Data entries
>>>>>

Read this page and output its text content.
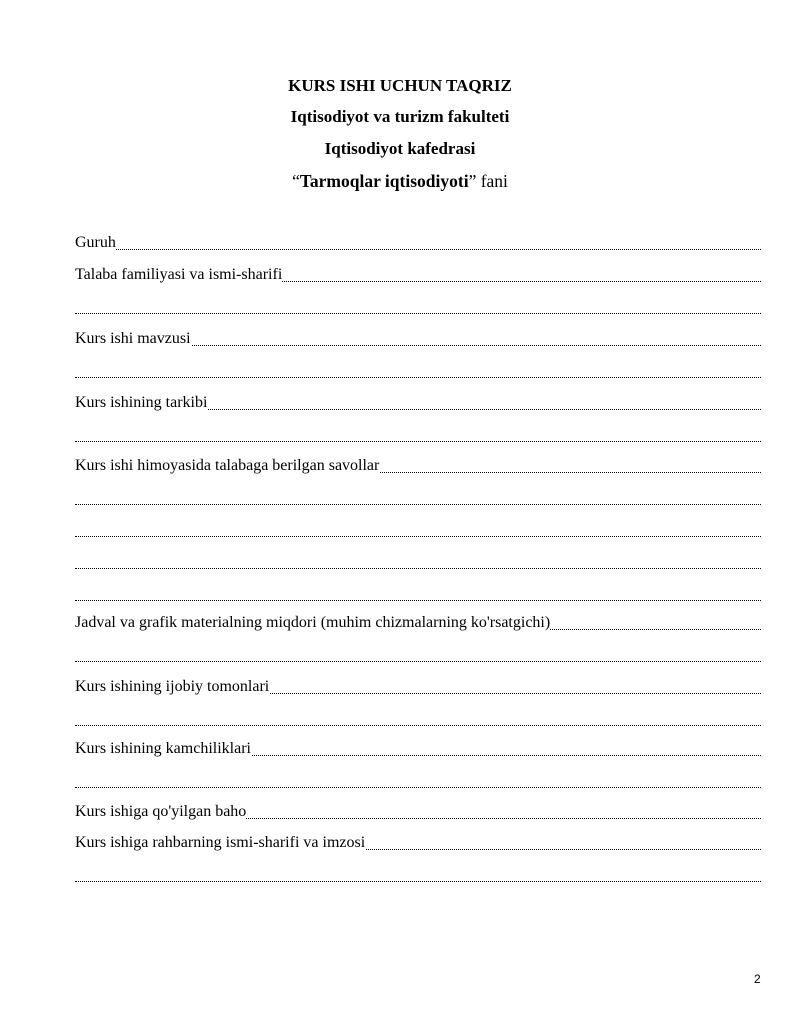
KURS ISHI UCHUN TAQRIZ
Iqtisodiyot va turizm fakulteti
Iqtisodiyot kafedrasi
“Tarmoqlar iqtisodiyoti” fani
Guruh
Talaba familiyasi va ismi-sharifi
Kurs ishi mavzusi
Kurs ishining tarkibi
Kurs ishi himoyasida talabaga berilgan savollar
Jadval va grafik materialning miqdori (muhim chizmalarning ko'rsatgichi)
Kurs ishining ijobiy tomonlari
Kurs ishining kamchiliklari
Kurs ishiga qo'yilgan baho
Kurs ishiga rahbarning ismi-sharifi va imzosi
2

<<<<<

Short problem =>
Extract each line from the entries above that contains the string "ishiga".

Final answer =>
Kurs ishiga qo'yilgan baho
Kurs ishiga rahbarning ismi-sharifi va imzosi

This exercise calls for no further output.